A run of records:
# # # #

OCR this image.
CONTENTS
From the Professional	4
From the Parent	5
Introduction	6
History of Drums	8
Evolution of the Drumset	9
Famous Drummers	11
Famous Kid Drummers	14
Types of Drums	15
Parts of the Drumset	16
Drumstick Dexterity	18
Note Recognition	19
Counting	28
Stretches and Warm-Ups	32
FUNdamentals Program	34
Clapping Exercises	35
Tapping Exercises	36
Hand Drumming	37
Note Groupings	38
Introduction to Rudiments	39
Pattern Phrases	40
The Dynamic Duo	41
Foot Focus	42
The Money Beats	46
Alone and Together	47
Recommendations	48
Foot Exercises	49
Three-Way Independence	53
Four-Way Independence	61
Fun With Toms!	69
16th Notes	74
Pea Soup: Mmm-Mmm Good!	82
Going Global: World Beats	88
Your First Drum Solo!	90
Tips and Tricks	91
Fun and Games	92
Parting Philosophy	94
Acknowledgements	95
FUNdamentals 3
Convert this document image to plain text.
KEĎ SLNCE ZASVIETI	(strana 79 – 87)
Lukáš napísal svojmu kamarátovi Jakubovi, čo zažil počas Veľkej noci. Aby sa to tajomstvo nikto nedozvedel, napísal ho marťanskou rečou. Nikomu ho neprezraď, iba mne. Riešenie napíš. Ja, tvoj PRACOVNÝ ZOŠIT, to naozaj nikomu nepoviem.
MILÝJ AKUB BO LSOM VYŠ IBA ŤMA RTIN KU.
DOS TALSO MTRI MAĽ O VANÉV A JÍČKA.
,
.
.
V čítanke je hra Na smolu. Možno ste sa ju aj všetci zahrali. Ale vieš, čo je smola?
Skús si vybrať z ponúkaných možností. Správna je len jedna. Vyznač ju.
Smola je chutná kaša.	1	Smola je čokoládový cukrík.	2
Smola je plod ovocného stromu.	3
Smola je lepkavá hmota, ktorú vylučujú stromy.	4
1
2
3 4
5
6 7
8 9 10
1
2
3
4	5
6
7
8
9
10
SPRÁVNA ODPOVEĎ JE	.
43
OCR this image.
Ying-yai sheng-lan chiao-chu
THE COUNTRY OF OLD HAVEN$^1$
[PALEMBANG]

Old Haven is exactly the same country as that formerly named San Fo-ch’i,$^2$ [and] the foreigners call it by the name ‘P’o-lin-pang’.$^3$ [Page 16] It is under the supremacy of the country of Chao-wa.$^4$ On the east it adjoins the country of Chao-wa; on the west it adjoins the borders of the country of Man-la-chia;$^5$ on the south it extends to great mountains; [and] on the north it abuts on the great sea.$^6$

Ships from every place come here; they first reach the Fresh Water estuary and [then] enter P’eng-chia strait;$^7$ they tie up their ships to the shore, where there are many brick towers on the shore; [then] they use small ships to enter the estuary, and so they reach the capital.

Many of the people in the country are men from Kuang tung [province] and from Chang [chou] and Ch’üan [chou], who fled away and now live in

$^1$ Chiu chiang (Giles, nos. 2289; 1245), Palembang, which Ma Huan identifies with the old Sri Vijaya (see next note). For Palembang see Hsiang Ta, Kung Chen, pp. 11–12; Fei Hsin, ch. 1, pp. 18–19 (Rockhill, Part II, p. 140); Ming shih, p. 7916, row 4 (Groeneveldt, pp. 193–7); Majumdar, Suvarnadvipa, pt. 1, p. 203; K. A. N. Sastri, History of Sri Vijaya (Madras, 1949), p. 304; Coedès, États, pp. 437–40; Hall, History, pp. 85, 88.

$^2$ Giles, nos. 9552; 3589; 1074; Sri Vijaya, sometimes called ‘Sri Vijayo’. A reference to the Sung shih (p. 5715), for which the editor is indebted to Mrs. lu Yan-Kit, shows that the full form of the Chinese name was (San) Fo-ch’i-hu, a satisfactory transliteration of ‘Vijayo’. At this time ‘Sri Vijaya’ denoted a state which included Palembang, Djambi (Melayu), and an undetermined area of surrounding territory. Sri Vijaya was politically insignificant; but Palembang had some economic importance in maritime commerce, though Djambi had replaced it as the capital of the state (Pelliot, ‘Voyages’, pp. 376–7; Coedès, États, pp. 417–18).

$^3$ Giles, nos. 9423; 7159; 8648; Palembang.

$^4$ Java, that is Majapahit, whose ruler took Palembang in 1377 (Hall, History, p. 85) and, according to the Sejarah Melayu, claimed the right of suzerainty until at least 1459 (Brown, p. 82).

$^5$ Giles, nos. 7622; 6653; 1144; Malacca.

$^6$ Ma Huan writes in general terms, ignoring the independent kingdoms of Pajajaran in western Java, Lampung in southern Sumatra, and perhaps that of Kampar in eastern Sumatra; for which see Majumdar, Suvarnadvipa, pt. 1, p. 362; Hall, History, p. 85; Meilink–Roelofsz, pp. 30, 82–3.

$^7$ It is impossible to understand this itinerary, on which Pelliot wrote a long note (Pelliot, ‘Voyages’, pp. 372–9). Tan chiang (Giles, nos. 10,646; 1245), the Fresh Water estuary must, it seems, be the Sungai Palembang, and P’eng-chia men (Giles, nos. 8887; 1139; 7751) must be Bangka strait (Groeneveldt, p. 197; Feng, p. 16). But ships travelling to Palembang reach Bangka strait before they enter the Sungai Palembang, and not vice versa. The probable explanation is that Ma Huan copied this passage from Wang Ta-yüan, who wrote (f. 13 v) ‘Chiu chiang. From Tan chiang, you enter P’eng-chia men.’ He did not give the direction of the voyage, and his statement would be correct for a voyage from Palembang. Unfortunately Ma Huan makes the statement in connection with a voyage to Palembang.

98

# # # #

Repeat the material above exactly.

**Task solution**:
OCR this image.
CONTENTS
From the Professional	4
From the Parent	5
Introduction	6
History of Drums	8
Evolution of the Drumset	9
Famous Drummers	11
Famous Kid Drummers	14
Types of Drums	15
Parts of the Drumset	16
Drumstick Dexterity	18
Note Recognition	19
Counting	28
Stretches and Warm-Ups	32
FUNdamentals Program	34
Clapping Exercises	35
Tapping Exercises	36
Hand Drumming	37
Note Groupings	38
Introduction to Rudiments	39
Pattern Phrases	40
The Dynamic Duo	41
Foot Focus	42
The Money Beats	46
Alone and Together	47
Recommendations	48
Foot Exercises	49
Three-Way Independence	53
Four-Way Independence	61
Fun With Toms!	69
16th Notes	74
Pea Soup: Mmm-Mmm Good!	82
Going Global: World Beats	88
Your First Drum Solo!	90
Tips and Tricks	91
Fun and Games	92
Parting Philosophy	94
Acknowledgements	95
FUNdamentals 3
Convert this document image to plain text.
KEĎ SLNCE ZASVIETI	(strana 79 – 87)
Lukáš napísal svojmu kamarátovi Jakubovi, čo zažil počas Veľkej noci. Aby sa to tajomstvo nikto nedozvedel, napísal ho marťanskou rečou. Nikomu ho neprezraď, iba mne. Riešenie napíš. Ja, tvoj PRACOVNÝ ZOŠIT, to naozaj nikomu nepoviem.
MILÝJ AKUB BO LSOM VYŠ IBA ŤMA RTIN KU.
DOS TALSO MTRI MAĽ O VANÉV A JÍČKA.
,
.
.
V čítanke je hra Na smolu. Možno ste sa ju aj všetci zahrali. Ale vieš, čo je smola?
Skús si vybrať z ponúkaných možností. Správna je len jedna. Vyznač ju.
Smola je chutná kaša.	1	Smola je čokoládový cukrík.	2
Smola je plod ovocného stromu.	3
Smola je lepkavá hmota, ktorú vylučujú stromy.	4
1
2
3 4
5
6 7
8 9 10
1
2
3
4	5
6
7
8
9
10
SPRÁVNA ODPOVEĎ JE	.
43
OCR this image.
Ying-yai sheng-lan chiao-chu
THE COUNTRY OF OLD HAVEN$^1$
[PALEMBANG]

Old Haven is exactly the same country as that formerly named San Fo-ch’i,$^2$ [and] the foreigners call it by the name ‘P’o-lin-pang’.$^3$ [Page 16] It is under the supremacy of the country of Chao-wa.$^4$ On the east it adjoins the country of Chao-wa; on the west it adjoins the borders of the country of Man-la-chia;$^5$ on the south it extends to great mountains; [and] on the north it abuts on the great sea.$^6$

Ships from every place come here; they first reach the Fresh Water estuary and [then] enter P’eng-chia strait;$^7$ they tie up their ships to the shore, where there are many brick towers on the shore; [then] they use small ships to enter the estuary, and so they reach the capital.

Many of the people in the country are men from Kuang tung [province] and from Chang [chou] and Ch’üan [chou], who fled away and now live in

$^1$ Chiu chiang (Giles, nos. 2289; 1245), Palembang, which Ma Huan identifies with the old Sri Vijaya (see next note). For Palembang see Hsiang Ta, Kung Chen, pp. 11–12; Fei Hsin, ch. 1, pp. 18–19 (Rockhill, Part II, p. 140); Ming shih, p. 7916, row 4 (Groeneveldt, pp. 193–7); Majumdar, Suvarnadvipa, pt. 1, p. 203; K. A. N. Sastri, History of Sri Vijaya (Madras, 1949), p. 304; Coedès, États, pp. 437–40; Hall, History, pp. 85, 88.

$^2$ Giles, nos. 9552; 3589; 1074; Sri Vijaya, sometimes called ‘Sri Vijayo’. A reference to the Sung shih (p. 5715), for which the editor is indebted to Mrs. lu Yan-Kit, shows that the full form of the Chinese name was (San) Fo-ch’i-hu, a satisfactory transliteration of ‘Vijayo’. At this time ‘Sri Vijaya’ denoted a state which included Palembang, Djambi (Melayu), and an undetermined area of surrounding territory. Sri Vijaya was politically insignificant; but Palembang had some economic importance in maritime commerce, though Djambi had replaced it as the capital of the state (Pelliot, ‘Voyages’, pp. 376–7; Coedès, États, pp. 417–18).

$^3$ Giles, nos. 9423; 7159; 8648; Palembang.

$^4$ Java, that is Majapahit, whose ruler took Palembang in 1377 (Hall, History, p. 85) and, according to the Sejarah Melayu, claimed the right of suzerainty until at least 1459 (Brown, p. 82).

$^5$ Giles, nos. 7622; 6653; 1144; Malacca.

$^6$ Ma Huan writes in general terms, ignoring the independent kingdoms of Pajajaran in western Java, Lampung in southern Sumatra, and perhaps that of Kampar in eastern Sumatra; for which see Majumdar, Suvarnadvipa, pt. 1, p. 362; Hall, History, p. 85; Meilink–Roelofsz, pp. 30, 82–3.

$^7$ It is impossible to understand this itinerary, on which Pelliot wrote a long note (Pelliot, ‘Voyages’, pp. 372–9). Tan chiang (Giles, nos. 10,646; 1245), the Fresh Water estuary must, it seems, be the Sungai Palembang, and P’eng-chia men (Giles, nos. 8887; 1139; 7751) must be Bangka strait (Groeneveldt, p. 197; Feng, p. 16). But ships travelling to Palembang reach Bangka strait before they enter the Sungai Palembang, and not vice versa. The probable explanation is that Ma Huan copied this passage from Wang Ta-yüan, who wrote (f. 13 v) ‘Chiu chiang. From Tan chiang, you enter P’eng-chia men.’ He did not give the direction of the voyage, and his statement would be correct for a voyage from Palembang. Unfortunately Ma Huan makes the statement in connection with a voyage to Palembang.

98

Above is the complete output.